### Task objective
Pictures should be excluded; otherwise, copy every entry exactly.

### Listing
• • • • • • •

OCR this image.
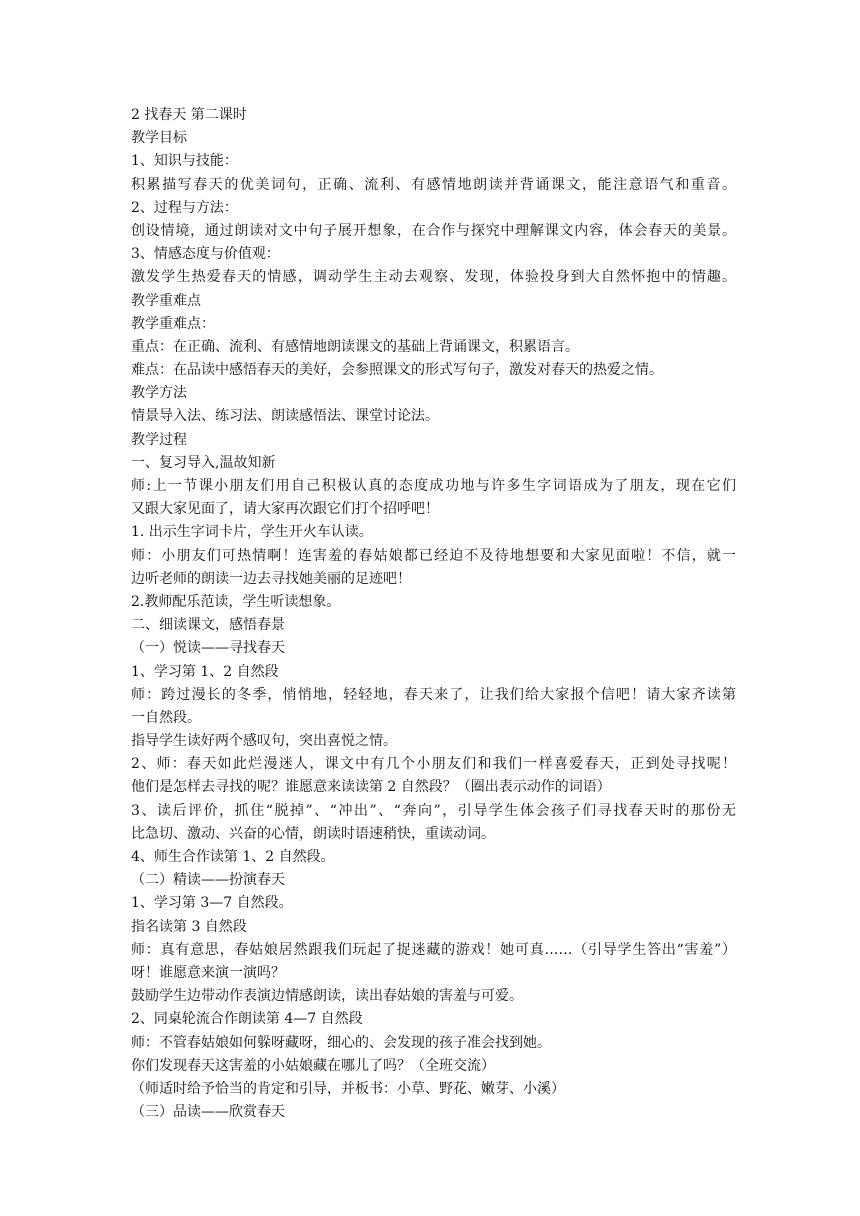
2 找春天 第二课时
教学目标
1、知识与技能：
积累描写春天的优美词句，正确、流利、有感情地朗读并背诵课文，能注意语气和重音。
2、过程与方法：
创设情境，通过朗读对文中句子展开想象，在合作与探究中理解课文内容，体会春天的美景。
3、情感态度与价值观：
激发学生热爱春天的情感，调动学生主动去观察、发现，体验投身到大自然怀抱中的情趣。
教学重难点
教学重难点：
重点：在正确、流利、有感情地朗读课文的基础上背诵课文，积累语言。
难点：在品读中感悟春天的美好，会参照课文的形式写句子，激发对春天的热爱之情。
教学方法
情景导入法、练习法、朗读感悟法、课堂讨论法。
教学过程
一、复习导入,温故知新
师:上一节课小朋友们用自己积极认真的态度成功地与许多生字词语成为了朋友，现在它们
又跟大家见面了，请大家再次跟它们打个招呼吧！
1. 出示生字词卡片，学生开火车认读。
师：小朋友们可热情啊！连害羞的春姑娘都已经迫不及待地想要和大家见面啦！不信，就一
边听老师的朗读一边去寻找她美丽的足迹吧！
2.教师配乐范读，学生听读想象。
二、细读课文，感悟春景
（一）悦读——寻找春天
1、学习第 1、2 自然段
师：跨过漫长的冬季，悄悄地，轻轻地，春天来了，让我们给大家报个信吧！请大家齐读第
一自然段。
指导学生读好两个感叹句，突出喜悦之情。
2、师：春天如此烂漫迷人，课文中有几个小朋友们和我们一样喜爱春天，正到处寻找呢！
他们是怎样去寻找的呢？谁愿意来读读第 2 自然段？（圈出表示动作的词语）
3、读后评价，抓住“脱掉”、“冲出”、“奔向”，引导学生体会孩子们寻找春天时的那份无
比急切、激动、兴奋的心情，朗读时语速稍快，重读动词。
4、师生合作读第 1、2 自然段。
（二）精读——扮演春天
1、学习第 3—7 自然段。
指名读第 3 自然段
师：真有意思，春姑娘居然跟我们玩起了捉迷藏的游戏！她可真……（引导学生答出“害羞”）
呀！谁愿意来演一演吗？
鼓励学生边带动作表演边情感朗读，读出春姑娘的害羞与可爱。
2、同桌轮流合作朗读第 4—7 自然段
师：不管春姑娘如何躲呀藏呀，细心的、会发现的孩子准会找到她。
你们发现春天这害羞的小姑娘藏在哪儿了吗？（全班交流）
（师适时给予恰当的肯定和引导，并板书：小草、野花、嫩芽、小溪）
（三）品读——欣赏春天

• • • • • • •

### Written solution
OCR this image.
2 找春天 第二课时
教学目标
1、知识与技能：
积累描写春天的优美词句，正确、流利、有感情地朗读并背诵课文，能注意语气和重音。
2、过程与方法：
创设情境，通过朗读对文中句子展开想象，在合作与探究中理解课文内容，体会春天的美景。
3、情感态度与价值观：
激发学生热爱春天的情感，调动学生主动去观察、发现，体验投身到大自然怀抱中的情趣。
教学重难点
教学重难点：
重点：在正确、流利、有感情地朗读课文的基础上背诵课文，积累语言。
难点：在品读中感悟春天的美好，会参照课文的形式写句子，激发对春天的热爱之情。
教学方法
情景导入法、练习法、朗读感悟法、课堂讨论法。
教学过程
一、复习导入,温故知新
师:上一节课小朋友们用自己积极认真的态度成功地与许多生字词语成为了朋友，现在它们
又跟大家见面了，请大家再次跟它们打个招呼吧！
1. 出示生字词卡片，学生开火车认读。
师：小朋友们可热情啊！连害羞的春姑娘都已经迫不及待地想要和大家见面啦！不信，就一
边听老师的朗读一边去寻找她美丽的足迹吧！
2.教师配乐范读，学生听读想象。
二、细读课文，感悟春景
（一）悦读——寻找春天
1、学习第 1、2 自然段
师：跨过漫长的冬季，悄悄地，轻轻地，春天来了，让我们给大家报个信吧！请大家齐读第
一自然段。
指导学生读好两个感叹句，突出喜悦之情。
2、师：春天如此烂漫迷人，课文中有几个小朋友们和我们一样喜爱春天，正到处寻找呢！
他们是怎样去寻找的呢？谁愿意来读读第 2 自然段？（圈出表示动作的词语）
3、读后评价，抓住“脱掉”、“冲出”、“奔向”，引导学生体会孩子们寻找春天时的那份无
比急切、激动、兴奋的心情，朗读时语速稍快，重读动词。
4、师生合作读第 1、2 自然段。
（二）精读——扮演春天
1、学习第 3—7 自然段。
指名读第 3 自然段
师：真有意思，春姑娘居然跟我们玩起了捉迷藏的游戏！她可真……（引导学生答出“害羞”）
呀！谁愿意来演一演吗？
鼓励学生边带动作表演边情感朗读，读出春姑娘的害羞与可爱。
2、同桌轮流合作朗读第 4—7 自然段
师：不管春姑娘如何躲呀藏呀，细心的、会发现的孩子准会找到她。
你们发现春天这害羞的小姑娘藏在哪儿了吗？（全班交流）
（师适时给予恰当的肯定和引导，并板书：小草、野花、嫩芽、小溪）
（三）品读——欣赏春天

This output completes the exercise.